** Problem description **
Each line below either holds the string "this" or doesn't. Count those that do and give only the number.

** Materials provided **

>> Begin

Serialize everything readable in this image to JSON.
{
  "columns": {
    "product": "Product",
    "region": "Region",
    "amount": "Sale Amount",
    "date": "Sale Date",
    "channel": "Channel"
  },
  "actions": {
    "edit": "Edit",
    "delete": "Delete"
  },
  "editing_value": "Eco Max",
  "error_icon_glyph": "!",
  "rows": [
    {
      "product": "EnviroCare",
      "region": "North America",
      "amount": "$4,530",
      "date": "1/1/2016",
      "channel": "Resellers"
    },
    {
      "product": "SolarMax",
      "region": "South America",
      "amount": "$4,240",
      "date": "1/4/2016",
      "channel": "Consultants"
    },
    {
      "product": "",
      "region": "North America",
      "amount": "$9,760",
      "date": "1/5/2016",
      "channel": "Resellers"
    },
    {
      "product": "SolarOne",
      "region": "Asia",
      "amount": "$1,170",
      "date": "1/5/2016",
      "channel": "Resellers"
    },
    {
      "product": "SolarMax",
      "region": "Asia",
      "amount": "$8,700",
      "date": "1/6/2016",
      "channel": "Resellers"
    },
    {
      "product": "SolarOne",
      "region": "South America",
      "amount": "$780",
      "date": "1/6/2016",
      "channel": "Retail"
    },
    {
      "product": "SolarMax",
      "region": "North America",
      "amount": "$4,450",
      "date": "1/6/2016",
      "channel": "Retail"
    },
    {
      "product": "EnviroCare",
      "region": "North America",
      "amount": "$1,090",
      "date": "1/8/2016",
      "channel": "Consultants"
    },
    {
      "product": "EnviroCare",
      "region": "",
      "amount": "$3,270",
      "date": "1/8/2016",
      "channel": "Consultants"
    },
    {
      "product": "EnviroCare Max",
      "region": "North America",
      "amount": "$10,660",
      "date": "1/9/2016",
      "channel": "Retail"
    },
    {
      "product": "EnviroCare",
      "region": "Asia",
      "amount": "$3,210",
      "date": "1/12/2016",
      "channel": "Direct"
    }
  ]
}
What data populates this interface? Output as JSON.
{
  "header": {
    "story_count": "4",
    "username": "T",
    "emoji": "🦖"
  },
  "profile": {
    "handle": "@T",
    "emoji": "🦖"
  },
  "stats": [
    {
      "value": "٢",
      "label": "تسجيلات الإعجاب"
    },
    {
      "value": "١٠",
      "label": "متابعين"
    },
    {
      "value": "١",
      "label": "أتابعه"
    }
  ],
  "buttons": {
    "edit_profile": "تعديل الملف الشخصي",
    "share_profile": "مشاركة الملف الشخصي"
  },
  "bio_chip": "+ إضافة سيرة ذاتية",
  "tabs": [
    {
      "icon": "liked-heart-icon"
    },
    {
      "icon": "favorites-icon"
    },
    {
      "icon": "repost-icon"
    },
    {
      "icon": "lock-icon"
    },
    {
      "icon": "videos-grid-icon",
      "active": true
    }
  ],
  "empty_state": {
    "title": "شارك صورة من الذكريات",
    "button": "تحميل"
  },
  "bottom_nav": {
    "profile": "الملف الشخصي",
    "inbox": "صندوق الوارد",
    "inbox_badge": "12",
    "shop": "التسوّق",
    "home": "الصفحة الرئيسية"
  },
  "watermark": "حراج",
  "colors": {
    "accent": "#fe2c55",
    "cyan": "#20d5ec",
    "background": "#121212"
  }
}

>> End

** Exercise answer **
2